● **Exercise goal**
Count the lines below that contain the word "Anterior" and give only the number.

● **Data listing**
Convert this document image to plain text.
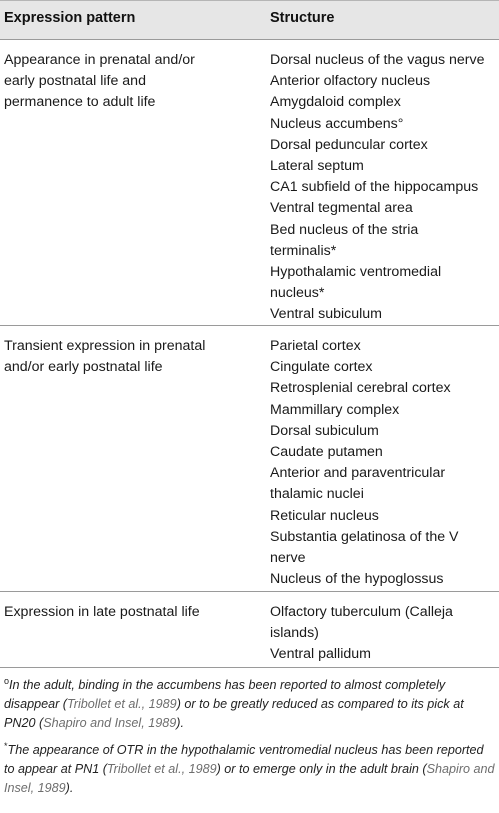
Expression pattern	Structure
Appearance in prenatal and/or
early postnatal life and
permanence to adult life
Dorsal nucleus of the vagus nerve
Anterior olfactory nucleus
Amygdaloid complex
Nucleus accumbens°
Dorsal peduncular cortex
Lateral septum
CA1 subfield of the hippocampus
Ventral tegmental area
Bed nucleus of the stria
terminalis*
Hypothalamic ventromedial
nucleus*
Ventral subiculum
Transient expression in prenatal
and/or early postnatal life
Parietal cortex
Cingulate cortex
Retrosplenial cerebral cortex
Mammillary complex
Dorsal subiculum
Caudate putamen
Anterior and paraventricular
thalamic nuclei
Reticular nucleus
Substantia gelatinosa of the V
nerve
Nucleus of the hypoglossus
Expression in late postnatal life	Olfactory tuberculum (Calleja
islands)
Ventral pallidum

$^o$In the adult, binding in the accumbens has been reported to almost completely disappear (Tribollet et al., 1989) or to be greatly reduced as compared to its pick at PN20 (Shapiro and Insel, 1989).

*The appearance of OTR in the hypothalamic ventromedial nucleus has been reported to appear at PN1 (Tribollet et al., 1989) or to emerge only in the adult brain (Shapiro and Insel, 1989).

● **Exercise output**
2